## Dataset extract
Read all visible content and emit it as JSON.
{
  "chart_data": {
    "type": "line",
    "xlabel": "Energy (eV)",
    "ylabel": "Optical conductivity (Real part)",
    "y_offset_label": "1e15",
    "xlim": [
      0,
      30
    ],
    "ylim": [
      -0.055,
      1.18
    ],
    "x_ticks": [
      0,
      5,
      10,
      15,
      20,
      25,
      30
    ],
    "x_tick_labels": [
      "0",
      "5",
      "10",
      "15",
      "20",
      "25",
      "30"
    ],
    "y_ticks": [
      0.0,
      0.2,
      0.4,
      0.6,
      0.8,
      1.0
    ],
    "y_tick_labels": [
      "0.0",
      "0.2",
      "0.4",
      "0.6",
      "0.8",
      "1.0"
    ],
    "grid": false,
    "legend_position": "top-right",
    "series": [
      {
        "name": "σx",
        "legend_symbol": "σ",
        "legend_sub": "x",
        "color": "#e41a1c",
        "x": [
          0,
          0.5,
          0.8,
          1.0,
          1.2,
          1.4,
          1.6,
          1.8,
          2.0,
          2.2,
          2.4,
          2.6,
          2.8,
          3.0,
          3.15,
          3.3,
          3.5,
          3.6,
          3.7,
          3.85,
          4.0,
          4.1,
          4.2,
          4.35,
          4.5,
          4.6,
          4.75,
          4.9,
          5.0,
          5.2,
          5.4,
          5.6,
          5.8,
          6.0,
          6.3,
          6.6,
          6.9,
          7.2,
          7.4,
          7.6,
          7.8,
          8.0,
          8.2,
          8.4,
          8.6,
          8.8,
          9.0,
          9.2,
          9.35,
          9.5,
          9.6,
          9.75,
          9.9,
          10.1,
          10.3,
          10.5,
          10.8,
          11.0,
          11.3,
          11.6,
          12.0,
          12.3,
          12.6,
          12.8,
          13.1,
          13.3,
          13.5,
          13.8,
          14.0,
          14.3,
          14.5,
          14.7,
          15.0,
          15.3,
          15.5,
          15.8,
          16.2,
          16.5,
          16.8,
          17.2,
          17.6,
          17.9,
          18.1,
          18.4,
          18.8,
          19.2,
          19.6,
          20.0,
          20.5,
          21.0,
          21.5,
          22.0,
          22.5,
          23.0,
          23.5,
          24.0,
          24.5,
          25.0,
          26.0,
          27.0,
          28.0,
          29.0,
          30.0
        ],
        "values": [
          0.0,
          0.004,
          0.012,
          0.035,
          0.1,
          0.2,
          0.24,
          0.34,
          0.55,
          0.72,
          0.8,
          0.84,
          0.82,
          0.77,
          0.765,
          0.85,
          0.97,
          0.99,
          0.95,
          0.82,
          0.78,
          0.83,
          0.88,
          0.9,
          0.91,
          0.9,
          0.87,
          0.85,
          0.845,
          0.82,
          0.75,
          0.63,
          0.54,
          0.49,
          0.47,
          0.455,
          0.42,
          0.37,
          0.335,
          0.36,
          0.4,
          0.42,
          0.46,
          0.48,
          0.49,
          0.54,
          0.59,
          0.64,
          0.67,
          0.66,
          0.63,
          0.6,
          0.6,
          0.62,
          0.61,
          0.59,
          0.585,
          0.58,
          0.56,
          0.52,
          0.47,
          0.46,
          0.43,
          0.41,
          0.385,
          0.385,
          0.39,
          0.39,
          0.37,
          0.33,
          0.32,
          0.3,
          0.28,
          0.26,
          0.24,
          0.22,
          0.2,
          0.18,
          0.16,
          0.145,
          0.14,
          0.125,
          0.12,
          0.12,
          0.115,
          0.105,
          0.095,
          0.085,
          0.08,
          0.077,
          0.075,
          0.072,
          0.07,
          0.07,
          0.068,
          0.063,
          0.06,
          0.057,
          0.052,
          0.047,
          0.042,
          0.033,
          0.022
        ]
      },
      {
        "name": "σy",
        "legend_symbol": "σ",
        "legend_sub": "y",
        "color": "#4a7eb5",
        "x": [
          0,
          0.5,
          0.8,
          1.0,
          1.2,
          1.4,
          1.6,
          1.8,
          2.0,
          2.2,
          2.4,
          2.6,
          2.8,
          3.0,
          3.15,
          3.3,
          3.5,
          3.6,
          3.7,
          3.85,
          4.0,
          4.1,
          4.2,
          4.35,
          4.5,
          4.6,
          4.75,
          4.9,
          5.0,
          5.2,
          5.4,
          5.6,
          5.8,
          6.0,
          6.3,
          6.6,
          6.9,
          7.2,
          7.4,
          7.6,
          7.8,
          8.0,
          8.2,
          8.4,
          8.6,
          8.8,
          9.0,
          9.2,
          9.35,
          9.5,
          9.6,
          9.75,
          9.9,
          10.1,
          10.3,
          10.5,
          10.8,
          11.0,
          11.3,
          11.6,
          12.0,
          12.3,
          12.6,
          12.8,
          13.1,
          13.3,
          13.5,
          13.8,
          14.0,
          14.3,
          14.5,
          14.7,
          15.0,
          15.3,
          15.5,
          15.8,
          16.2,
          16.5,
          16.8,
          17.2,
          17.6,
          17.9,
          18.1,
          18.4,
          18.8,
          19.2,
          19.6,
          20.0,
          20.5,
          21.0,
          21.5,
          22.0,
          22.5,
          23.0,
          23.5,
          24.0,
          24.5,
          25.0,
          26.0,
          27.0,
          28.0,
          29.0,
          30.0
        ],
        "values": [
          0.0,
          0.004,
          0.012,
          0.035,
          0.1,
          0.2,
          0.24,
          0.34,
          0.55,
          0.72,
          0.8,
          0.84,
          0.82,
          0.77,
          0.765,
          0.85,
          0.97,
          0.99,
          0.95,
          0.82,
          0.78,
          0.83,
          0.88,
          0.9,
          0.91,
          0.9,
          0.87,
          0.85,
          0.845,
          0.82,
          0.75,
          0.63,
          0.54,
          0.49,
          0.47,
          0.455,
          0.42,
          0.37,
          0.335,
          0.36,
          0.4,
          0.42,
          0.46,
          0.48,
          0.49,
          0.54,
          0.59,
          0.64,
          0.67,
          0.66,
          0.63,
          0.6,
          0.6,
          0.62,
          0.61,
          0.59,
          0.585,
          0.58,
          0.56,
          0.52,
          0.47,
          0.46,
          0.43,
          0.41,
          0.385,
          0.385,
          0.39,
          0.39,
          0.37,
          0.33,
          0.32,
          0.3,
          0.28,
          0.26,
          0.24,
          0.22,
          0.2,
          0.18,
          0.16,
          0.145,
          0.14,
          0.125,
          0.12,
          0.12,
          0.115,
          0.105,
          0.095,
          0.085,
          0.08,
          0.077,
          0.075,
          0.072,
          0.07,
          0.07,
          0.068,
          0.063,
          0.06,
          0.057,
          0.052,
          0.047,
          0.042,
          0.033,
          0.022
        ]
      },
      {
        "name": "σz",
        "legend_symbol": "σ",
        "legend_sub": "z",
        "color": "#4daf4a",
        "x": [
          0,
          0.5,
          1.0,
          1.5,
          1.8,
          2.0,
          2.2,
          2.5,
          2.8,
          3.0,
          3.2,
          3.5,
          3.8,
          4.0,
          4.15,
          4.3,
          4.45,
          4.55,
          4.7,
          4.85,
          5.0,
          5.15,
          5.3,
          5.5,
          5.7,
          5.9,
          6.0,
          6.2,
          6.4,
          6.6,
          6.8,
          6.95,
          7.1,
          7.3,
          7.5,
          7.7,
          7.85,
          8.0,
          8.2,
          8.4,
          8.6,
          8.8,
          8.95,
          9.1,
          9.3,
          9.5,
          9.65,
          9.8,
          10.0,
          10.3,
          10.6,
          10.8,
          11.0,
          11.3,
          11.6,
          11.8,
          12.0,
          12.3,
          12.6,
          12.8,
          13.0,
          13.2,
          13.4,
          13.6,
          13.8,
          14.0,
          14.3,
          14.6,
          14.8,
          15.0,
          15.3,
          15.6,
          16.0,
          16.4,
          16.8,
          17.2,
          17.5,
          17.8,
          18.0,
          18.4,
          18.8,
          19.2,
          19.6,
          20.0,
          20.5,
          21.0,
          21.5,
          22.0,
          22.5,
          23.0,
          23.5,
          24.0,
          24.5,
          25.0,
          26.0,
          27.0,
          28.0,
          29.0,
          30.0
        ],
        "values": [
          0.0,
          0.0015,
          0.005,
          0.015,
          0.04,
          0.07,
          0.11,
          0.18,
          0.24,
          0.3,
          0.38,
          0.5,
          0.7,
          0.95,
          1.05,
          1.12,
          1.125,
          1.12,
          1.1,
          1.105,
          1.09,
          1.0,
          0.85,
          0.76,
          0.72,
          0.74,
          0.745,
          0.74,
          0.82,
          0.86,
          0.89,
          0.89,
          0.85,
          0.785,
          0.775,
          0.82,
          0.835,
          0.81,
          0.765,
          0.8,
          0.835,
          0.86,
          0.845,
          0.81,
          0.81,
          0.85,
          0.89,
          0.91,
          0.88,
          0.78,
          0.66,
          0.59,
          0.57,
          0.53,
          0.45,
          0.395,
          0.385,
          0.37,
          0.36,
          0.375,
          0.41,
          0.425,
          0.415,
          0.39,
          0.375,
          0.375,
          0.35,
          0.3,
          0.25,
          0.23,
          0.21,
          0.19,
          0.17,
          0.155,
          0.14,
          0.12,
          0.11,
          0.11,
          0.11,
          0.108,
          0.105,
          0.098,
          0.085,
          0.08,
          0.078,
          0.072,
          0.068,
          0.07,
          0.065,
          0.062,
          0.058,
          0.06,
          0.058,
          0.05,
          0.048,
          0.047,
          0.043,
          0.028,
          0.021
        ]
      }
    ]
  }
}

## Given problem
List the lines that contain the word "color".

## Exercise answer
        "color": "#e41a1c",
        "color": "#4a7eb5",
        "color": "#4daf4a",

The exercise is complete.